======== Exercise material ========
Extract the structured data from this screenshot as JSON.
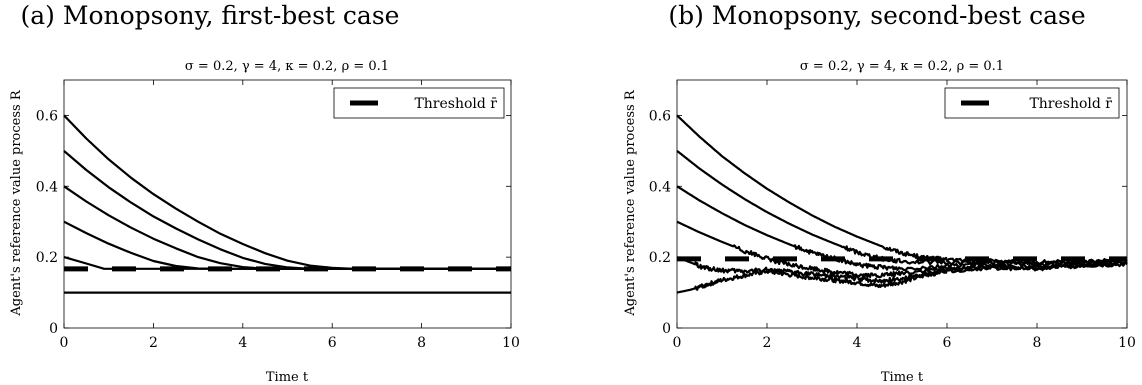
{
  "panels": [
    {
      "caption": "(a) Monopsony, first-best case",
      "chart_data": {
        "type": "line",
        "title": "σ = 0.2, γ = 4, κ = 0.2, ρ = 0.1",
        "xlabel": "Time t",
        "ylabel": "Agent's reference value process R",
        "xlim": [
          0,
          10
        ],
        "ylim": [
          0,
          0.7
        ],
        "xticks": [
          "0",
          "2",
          "4",
          "6",
          "8",
          "10"
        ],
        "yticks": [
          "0",
          "0.2",
          "0.4",
          "0.6"
        ],
        "legend": {
          "label": "Threshold r̄",
          "placement": "top-right"
        },
        "threshold": 0.167,
        "series": [
          {
            "start": 0.6,
            "x": [
              0,
              0.5,
              1,
              1.5,
              2,
              2.5,
              3,
              3.5,
              4,
              4.5,
              5,
              5.5,
              6,
              6.5,
              7,
              8,
              9,
              10
            ],
            "y": [
              0.6,
              0.535,
              0.476,
              0.424,
              0.378,
              0.337,
              0.3,
              0.266,
              0.237,
              0.211,
              0.19,
              0.176,
              0.17,
              0.167,
              0.167,
              0.167,
              0.167,
              0.167
            ]
          },
          {
            "start": 0.5,
            "x": [
              0,
              0.5,
              1,
              1.5,
              2,
              2.5,
              3,
              3.5,
              4,
              4.5,
              5,
              5.5,
              6,
              7,
              8,
              9,
              10
            ],
            "y": [
              0.5,
              0.446,
              0.397,
              0.354,
              0.315,
              0.281,
              0.25,
              0.222,
              0.198,
              0.181,
              0.171,
              0.167,
              0.167,
              0.167,
              0.167,
              0.167,
              0.167
            ]
          },
          {
            "start": 0.4,
            "x": [
              0,
              0.5,
              1,
              1.5,
              2,
              2.5,
              3,
              3.5,
              4,
              4.5,
              5,
              6,
              7,
              8,
              9,
              10
            ],
            "y": [
              0.4,
              0.357,
              0.318,
              0.283,
              0.252,
              0.225,
              0.2,
              0.183,
              0.172,
              0.167,
              0.167,
              0.167,
              0.167,
              0.167,
              0.167,
              0.167
            ]
          },
          {
            "start": 0.3,
            "x": [
              0,
              0.5,
              1,
              1.5,
              2,
              2.5,
              3,
              3.5,
              4,
              5,
              6,
              7,
              8,
              9,
              10
            ],
            "y": [
              0.3,
              0.268,
              0.238,
              0.212,
              0.189,
              0.175,
              0.168,
              0.167,
              0.167,
              0.167,
              0.167,
              0.167,
              0.167,
              0.167,
              0.167
            ]
          },
          {
            "start": 0.2,
            "x": [
              0,
              0.5,
              0.9,
              1,
              2,
              4,
              6,
              8,
              10
            ],
            "y": [
              0.2,
              0.182,
              0.167,
              0.167,
              0.167,
              0.167,
              0.167,
              0.167,
              0.167
            ]
          },
          {
            "start": 0.1,
            "x": [
              0,
              10
            ],
            "y": [
              0.1,
              0.1
            ]
          }
        ]
      }
    },
    {
      "caption": "(b) Monopsony, second-best case",
      "chart_data": {
        "type": "line",
        "title": "σ = 0.2, γ = 4, κ = 0.2, ρ = 0.1",
        "xlabel": "Time t",
        "ylabel": "Agent's reference value process R",
        "xlim": [
          0,
          10
        ],
        "ylim": [
          0,
          0.7
        ],
        "xticks": [
          "0",
          "2",
          "4",
          "6",
          "8",
          "10"
        ],
        "yticks": [
          "0",
          "0.2",
          "0.4",
          "0.6"
        ],
        "legend": {
          "label": "Threshold r̄",
          "placement": "top-right"
        },
        "threshold": 0.195,
        "series": [
          {
            "start": 0.6,
            "x": [
              0,
              0.5,
              1,
              1.5,
              2,
              2.5,
              3,
              3.5,
              4,
              4.5,
              5,
              5.5,
              6,
              7,
              8,
              9,
              10
            ],
            "y": [
              0.6,
              0.54,
              0.485,
              0.437,
              0.393,
              0.354,
              0.318,
              0.286,
              0.258,
              0.233,
              0.212,
              0.198,
              0.193,
              0.19,
              0.185,
              0.188,
              0.19
            ]
          },
          {
            "start": 0.5,
            "x": [
              0,
              0.5,
              1,
              1.5,
              2,
              2.5,
              3,
              3.5,
              4,
              4.5,
              5,
              6,
              7,
              8,
              9,
              10
            ],
            "y": [
              0.5,
              0.45,
              0.405,
              0.364,
              0.327,
              0.294,
              0.264,
              0.238,
              0.214,
              0.197,
              0.188,
              0.185,
              0.187,
              0.183,
              0.186,
              0.188
            ]
          },
          {
            "start": 0.4,
            "x": [
              0,
              0.5,
              1,
              1.5,
              2,
              2.5,
              3,
              3.5,
              4,
              4.5,
              5,
              6,
              7,
              8,
              9,
              10
            ],
            "y": [
              0.4,
              0.36,
              0.324,
              0.291,
              0.262,
              0.236,
              0.212,
              0.196,
              0.178,
              0.172,
              0.168,
              0.176,
              0.182,
              0.179,
              0.184,
              0.186
            ]
          },
          {
            "start": 0.3,
            "x": [
              0,
              0.5,
              1,
              1.5,
              2,
              2.5,
              3,
              3.5,
              4,
              4.5,
              5,
              6,
              7,
              8,
              9,
              10
            ],
            "y": [
              0.3,
              0.27,
              0.243,
              0.218,
              0.196,
              0.178,
              0.168,
              0.158,
              0.15,
              0.148,
              0.155,
              0.168,
              0.176,
              0.172,
              0.18,
              0.183
            ]
          },
          {
            "start": 0.2,
            "x": [
              0,
              0.3,
              0.6,
              1,
              1.5,
              2,
              2.5,
              3,
              3.5,
              4,
              4.5,
              5,
              5.5,
              6,
              7,
              8,
              9,
              10
            ],
            "y": [
              0.2,
              0.185,
              0.17,
              0.162,
              0.16,
              0.165,
              0.158,
              0.152,
              0.147,
              0.14,
              0.132,
              0.14,
              0.152,
              0.165,
              0.172,
              0.17,
              0.178,
              0.182
            ]
          },
          {
            "start": 0.1,
            "x": [
              0,
              0.3,
              0.6,
              1,
              1.5,
              2,
              2.5,
              3,
              3.5,
              4,
              4.5,
              5,
              5.5,
              6,
              7,
              8,
              9,
              10
            ],
            "y": [
              0.1,
              0.108,
              0.12,
              0.135,
              0.148,
              0.16,
              0.15,
              0.142,
              0.135,
              0.128,
              0.118,
              0.13,
              0.148,
              0.162,
              0.17,
              0.168,
              0.176,
              0.18
            ]
          }
        ]
      }
    }
  ]
}
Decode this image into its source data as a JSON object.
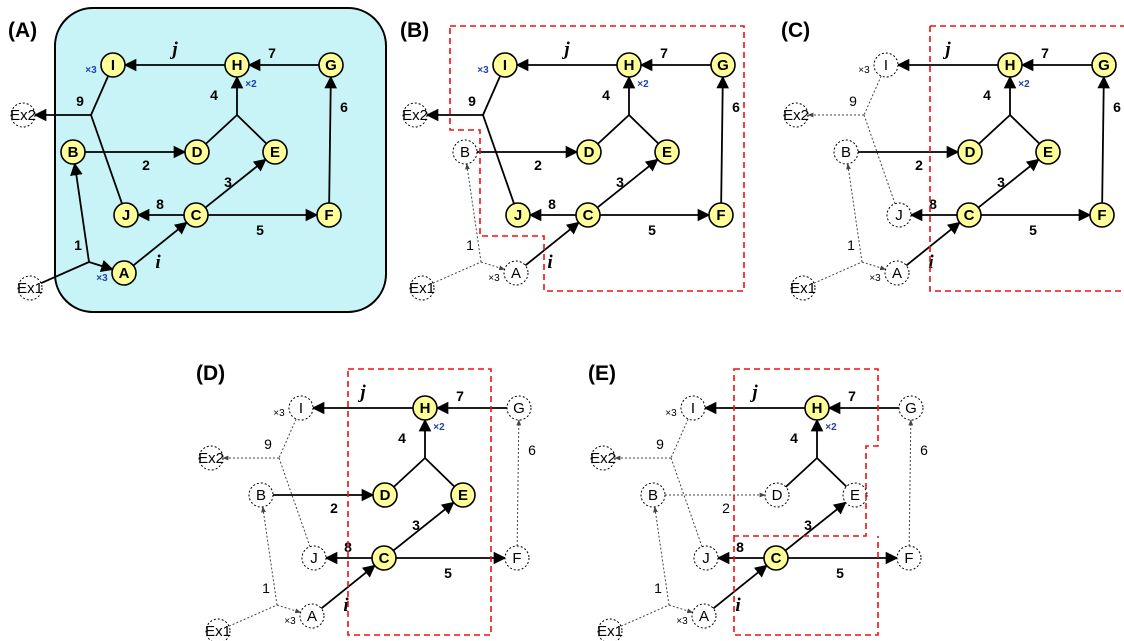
{
  "colors": {
    "highlight_fill": "#ffff99",
    "node_stroke": "#000000",
    "region_fill": "#c9f4f7",
    "dashed_box": "#ee1111",
    "multiplier": "#1f3fb0"
  },
  "panels": [
    {
      "label": "(A)",
      "highlighted_nodes": [
        "I",
        "H",
        "G",
        "B",
        "D",
        "E",
        "J",
        "C",
        "F",
        "A"
      ],
      "highlighted_edges": [
        "j",
        "7",
        "4",
        "6",
        "9",
        "2",
        "3",
        "8",
        "5",
        "1",
        "i",
        "ex2"
      ],
      "multiplier_style": "blue"
    },
    {
      "label": "(B)",
      "highlighted_nodes": [
        "I",
        "H",
        "G",
        "D",
        "E",
        "J",
        "C",
        "F"
      ],
      "highlighted_edges": [
        "j",
        "7",
        "4",
        "6",
        "9",
        "2",
        "3",
        "8",
        "5",
        "i",
        "ex2"
      ],
      "multiplier_style": "mixed"
    },
    {
      "label": "(C)",
      "highlighted_nodes": [
        "H",
        "G",
        "D",
        "E",
        "C",
        "F"
      ],
      "highlighted_edges": [
        "j",
        "7",
        "4",
        "6",
        "2",
        "3",
        "8",
        "5",
        "i"
      ],
      "multiplier_style": "mixed2"
    },
    {
      "label": "(D)",
      "highlighted_nodes": [
        "H",
        "D",
        "E",
        "C"
      ],
      "highlighted_edges": [
        "j",
        "7",
        "4",
        "2",
        "3",
        "8",
        "5",
        "i"
      ],
      "multiplier_style": "mixed2"
    },
    {
      "label": "(E)",
      "highlighted_nodes": [
        "H",
        "C"
      ],
      "highlighted_edges": [
        "j",
        "7",
        "4",
        "3",
        "8",
        "5",
        "i"
      ],
      "multiplier_style": "mixed2"
    }
  ],
  "node_names": [
    "I",
    "H",
    "G",
    "B",
    "D",
    "E",
    "J",
    "C",
    "F",
    "A",
    "Ex1",
    "Ex2"
  ],
  "edge_labels": {
    "j": "j",
    "7": "7",
    "4": "4",
    "6": "6",
    "9": "9",
    "2": "2",
    "3": "3",
    "8": "8",
    "5": "5",
    "1": "1",
    "i": "i"
  },
  "multipliers": {
    "I": "×3",
    "H": "×2",
    "A": "×3"
  }
}
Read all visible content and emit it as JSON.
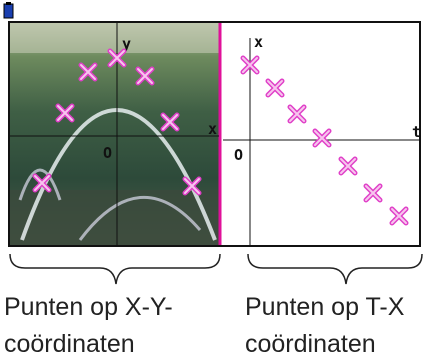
{
  "left_plot": {
    "y_label": "y",
    "x_label": "x",
    "origin": "O"
  },
  "right_plot": {
    "y_label": "x",
    "x_label": "t",
    "origin": "O"
  },
  "captions": [
    {
      "line1": "Punten op X-Y-",
      "line2": "coördinaten"
    },
    {
      "line1": "Punten op T-X",
      "line2": "coördinaten"
    }
  ]
}
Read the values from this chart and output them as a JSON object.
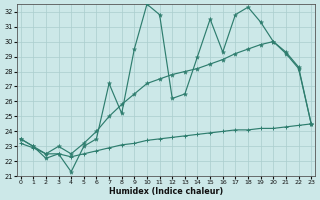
{
  "xlabel": "Humidex (Indice chaleur)",
  "x": [
    0,
    1,
    2,
    3,
    4,
    5,
    6,
    7,
    8,
    9,
    10,
    11,
    12,
    13,
    14,
    15,
    16,
    17,
    18,
    19,
    20,
    21,
    22,
    23
  ],
  "jagged": [
    23.5,
    23.0,
    22.2,
    22.5,
    21.3,
    23.0,
    23.5,
    27.2,
    25.2,
    29.5,
    32.5,
    31.8,
    26.2,
    26.5,
    29.0,
    31.5,
    29.3,
    31.8,
    32.3,
    31.3,
    30.0,
    29.3,
    28.3,
    24.5
  ],
  "smooth_hill": [
    23.5,
    23.0,
    22.5,
    23.0,
    22.5,
    23.2,
    24.0,
    25.0,
    25.8,
    26.5,
    27.2,
    27.5,
    27.8,
    28.0,
    28.2,
    28.5,
    28.8,
    29.2,
    29.5,
    29.8,
    30.0,
    29.2,
    28.2,
    24.5
  ],
  "flat_rise": [
    23.2,
    22.9,
    22.5,
    22.5,
    22.3,
    22.5,
    22.7,
    22.9,
    23.1,
    23.2,
    23.4,
    23.5,
    23.6,
    23.7,
    23.8,
    23.9,
    24.0,
    24.1,
    24.1,
    24.2,
    24.2,
    24.3,
    24.4,
    24.5
  ],
  "color": "#2e7d6e",
  "bg_color": "#cce8e8",
  "grid_color": "#aacece",
  "ylim": [
    21,
    32.5
  ],
  "xlim": [
    -0.3,
    23.3
  ],
  "yticks": [
    21,
    22,
    23,
    24,
    25,
    26,
    27,
    28,
    29,
    30,
    31,
    32
  ],
  "xticks": [
    0,
    1,
    2,
    3,
    4,
    5,
    6,
    7,
    8,
    9,
    10,
    11,
    12,
    13,
    14,
    15,
    16,
    17,
    18,
    19,
    20,
    21,
    22,
    23
  ],
  "xtick_labels": [
    "0",
    "1",
    "2",
    "3",
    "4",
    "5",
    "6",
    "7",
    "8",
    "9",
    "10",
    "11",
    "12",
    "13",
    "14",
    "15",
    "16",
    "17",
    "18",
    "19",
    "20",
    "21",
    "22",
    "23"
  ]
}
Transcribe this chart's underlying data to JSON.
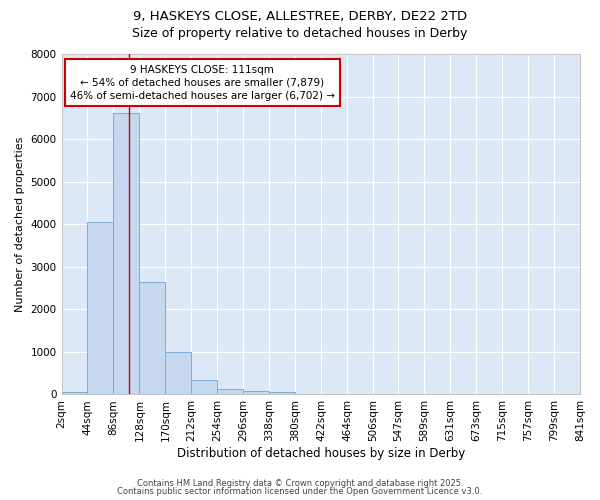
{
  "title_line1": "9, HASKEYS CLOSE, ALLESTREE, DERBY, DE22 2TD",
  "title_line2": "Size of property relative to detached houses in Derby",
  "xlabel": "Distribution of detached houses by size in Derby",
  "ylabel": "Number of detached properties",
  "bar_color": "#c5d8f0",
  "bar_edge_color": "#7aadd4",
  "plot_bg_color": "#dce8f5",
  "fig_bg_color": "#ffffff",
  "grid_color": "#ffffff",
  "bins": [
    2,
    44,
    86,
    128,
    170,
    212,
    254,
    296,
    338,
    380,
    422,
    464,
    506,
    547,
    589,
    631,
    673,
    715,
    757,
    799,
    841
  ],
  "bin_labels": [
    "2sqm",
    "44sqm",
    "86sqm",
    "128sqm",
    "170sqm",
    "212sqm",
    "254sqm",
    "296sqm",
    "338sqm",
    "380sqm",
    "422sqm",
    "464sqm",
    "506sqm",
    "547sqm",
    "589sqm",
    "631sqm",
    "673sqm",
    "715sqm",
    "757sqm",
    "799sqm",
    "841sqm"
  ],
  "values": [
    50,
    4050,
    6620,
    2650,
    1000,
    350,
    130,
    90,
    50,
    0,
    0,
    0,
    0,
    0,
    0,
    0,
    0,
    0,
    0,
    0
  ],
  "ylim": [
    0,
    8000
  ],
  "yticks": [
    0,
    1000,
    2000,
    3000,
    4000,
    5000,
    6000,
    7000,
    8000
  ],
  "property_size": 111,
  "red_line_color": "#cc0000",
  "annotation_text": "9 HASKEYS CLOSE: 111sqm\n← 54% of detached houses are smaller (7,879)\n46% of semi-detached houses are larger (6,702) →",
  "annotation_box_color": "#ffffff",
  "annotation_box_edge_color": "#cc0000",
  "footer_line1": "Contains HM Land Registry data © Crown copyright and database right 2025.",
  "footer_line2": "Contains public sector information licensed under the Open Government Licence v3.0.",
  "footer_fontsize": 6.0,
  "title1_fontsize": 9.5,
  "title2_fontsize": 9.0,
  "xlabel_fontsize": 8.5,
  "ylabel_fontsize": 8.0,
  "tick_fontsize": 7.5,
  "annot_fontsize": 7.5
}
========
State the count of lines in the data holding the word "CLOSE", adding nothing to it.

■ Reply to the task
2